Source material:
--

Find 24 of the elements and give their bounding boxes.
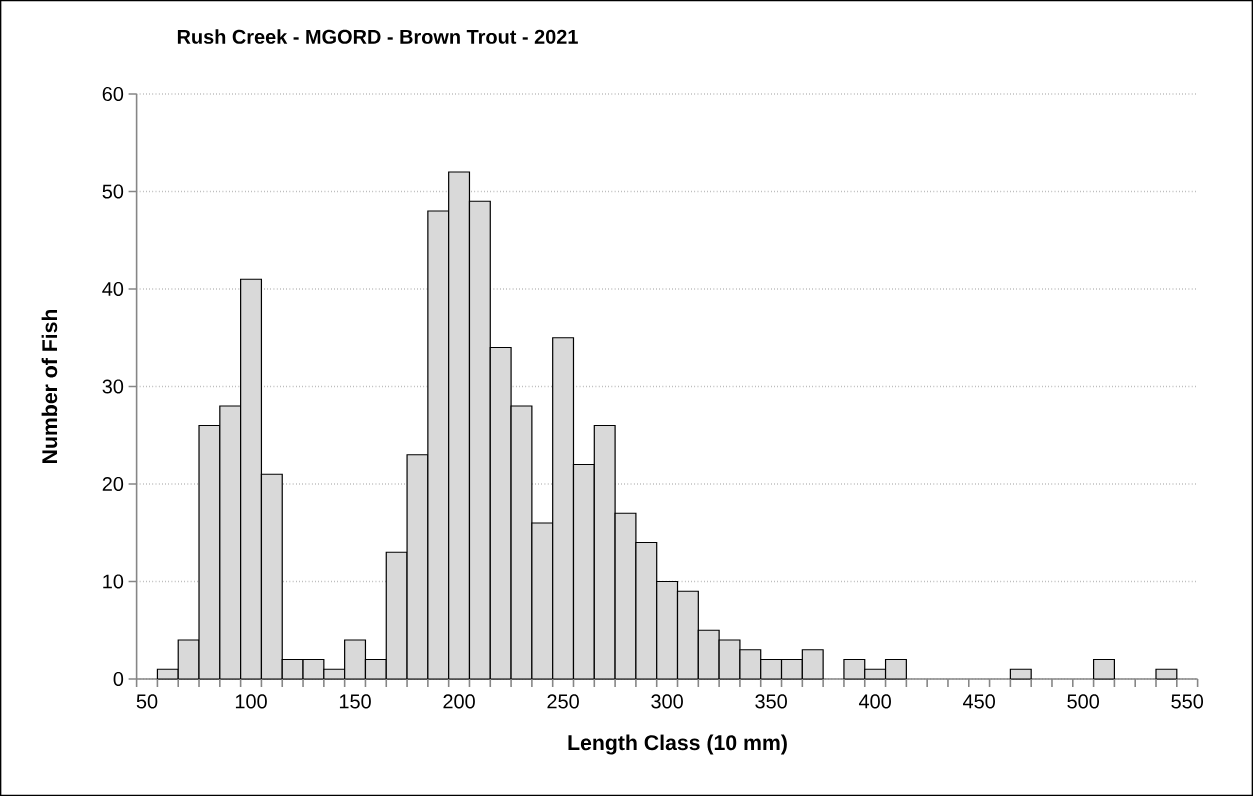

--

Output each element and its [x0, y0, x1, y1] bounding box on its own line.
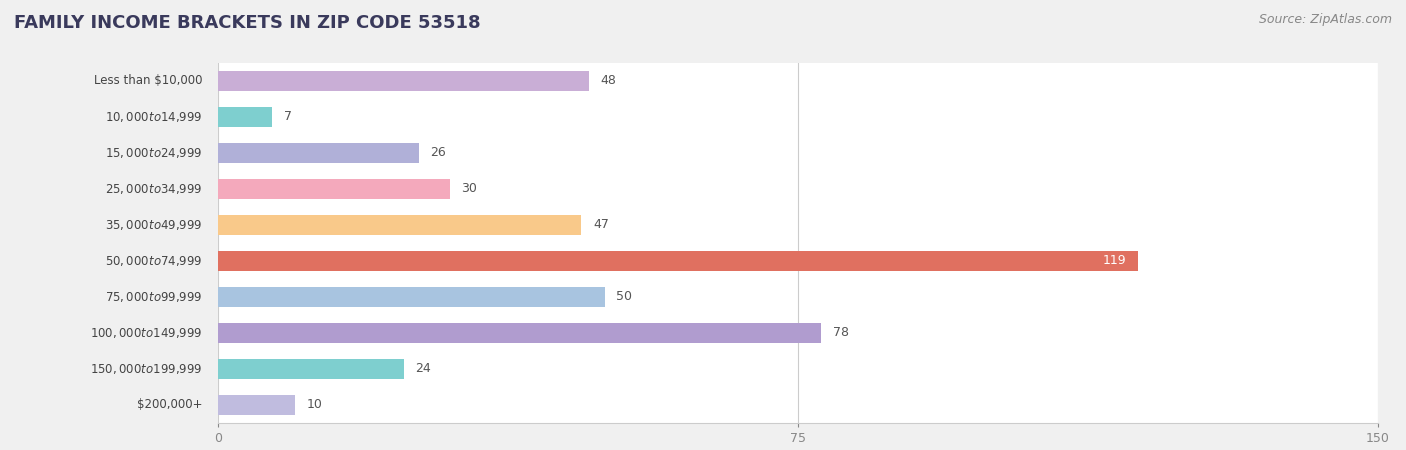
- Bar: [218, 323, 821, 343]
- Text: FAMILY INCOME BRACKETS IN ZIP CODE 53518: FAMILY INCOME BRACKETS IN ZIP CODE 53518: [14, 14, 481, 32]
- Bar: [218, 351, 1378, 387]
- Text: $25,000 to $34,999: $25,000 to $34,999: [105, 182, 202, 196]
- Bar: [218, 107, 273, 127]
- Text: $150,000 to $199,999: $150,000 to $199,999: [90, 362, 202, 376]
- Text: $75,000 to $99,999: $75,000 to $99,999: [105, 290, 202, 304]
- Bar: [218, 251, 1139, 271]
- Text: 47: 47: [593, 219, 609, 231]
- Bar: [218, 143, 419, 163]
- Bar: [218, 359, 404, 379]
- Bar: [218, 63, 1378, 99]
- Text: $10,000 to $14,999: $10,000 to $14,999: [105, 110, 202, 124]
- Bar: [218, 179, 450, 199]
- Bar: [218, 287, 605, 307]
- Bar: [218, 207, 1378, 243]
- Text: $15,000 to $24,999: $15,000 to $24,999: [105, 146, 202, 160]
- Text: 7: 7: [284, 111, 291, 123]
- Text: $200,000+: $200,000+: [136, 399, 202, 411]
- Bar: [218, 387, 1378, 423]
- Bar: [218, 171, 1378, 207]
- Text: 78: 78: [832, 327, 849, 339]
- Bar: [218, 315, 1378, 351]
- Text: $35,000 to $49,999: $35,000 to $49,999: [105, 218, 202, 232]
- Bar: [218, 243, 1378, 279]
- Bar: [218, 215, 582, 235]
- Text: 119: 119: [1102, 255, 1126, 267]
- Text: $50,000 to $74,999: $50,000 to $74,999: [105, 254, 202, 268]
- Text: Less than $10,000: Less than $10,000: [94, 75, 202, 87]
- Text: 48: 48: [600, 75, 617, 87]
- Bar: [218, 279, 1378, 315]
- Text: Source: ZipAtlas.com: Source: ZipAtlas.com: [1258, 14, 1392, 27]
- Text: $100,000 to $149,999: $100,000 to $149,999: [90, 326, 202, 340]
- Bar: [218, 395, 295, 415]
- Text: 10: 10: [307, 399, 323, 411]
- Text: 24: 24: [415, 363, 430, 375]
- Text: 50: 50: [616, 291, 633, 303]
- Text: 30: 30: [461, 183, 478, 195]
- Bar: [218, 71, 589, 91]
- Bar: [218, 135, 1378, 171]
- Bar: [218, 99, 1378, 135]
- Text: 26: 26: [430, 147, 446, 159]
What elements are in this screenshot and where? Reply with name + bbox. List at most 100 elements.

--

Given instruction:
Convert the record lines from the line with "Output each element" up to and including the line with "- Bar: [218, 351, 1378, 387]" into a JSON list of strings, one string per line, omitting blank lines and any picture lines.

Solution to this task:
[
  "Output each element and its [x0, y0, x1, y1] bounding box on its own line.",
  "- Bar: [218, 323, 821, 343]",
  "- Text: FAMILY INCOME BRACKETS IN ZIP CODE 53518: FAMILY INCOME BRACKETS IN ZIP CODE 53518: [14, 14, 481, 32]",
  "- Bar: [218, 351, 1378, 387]"
]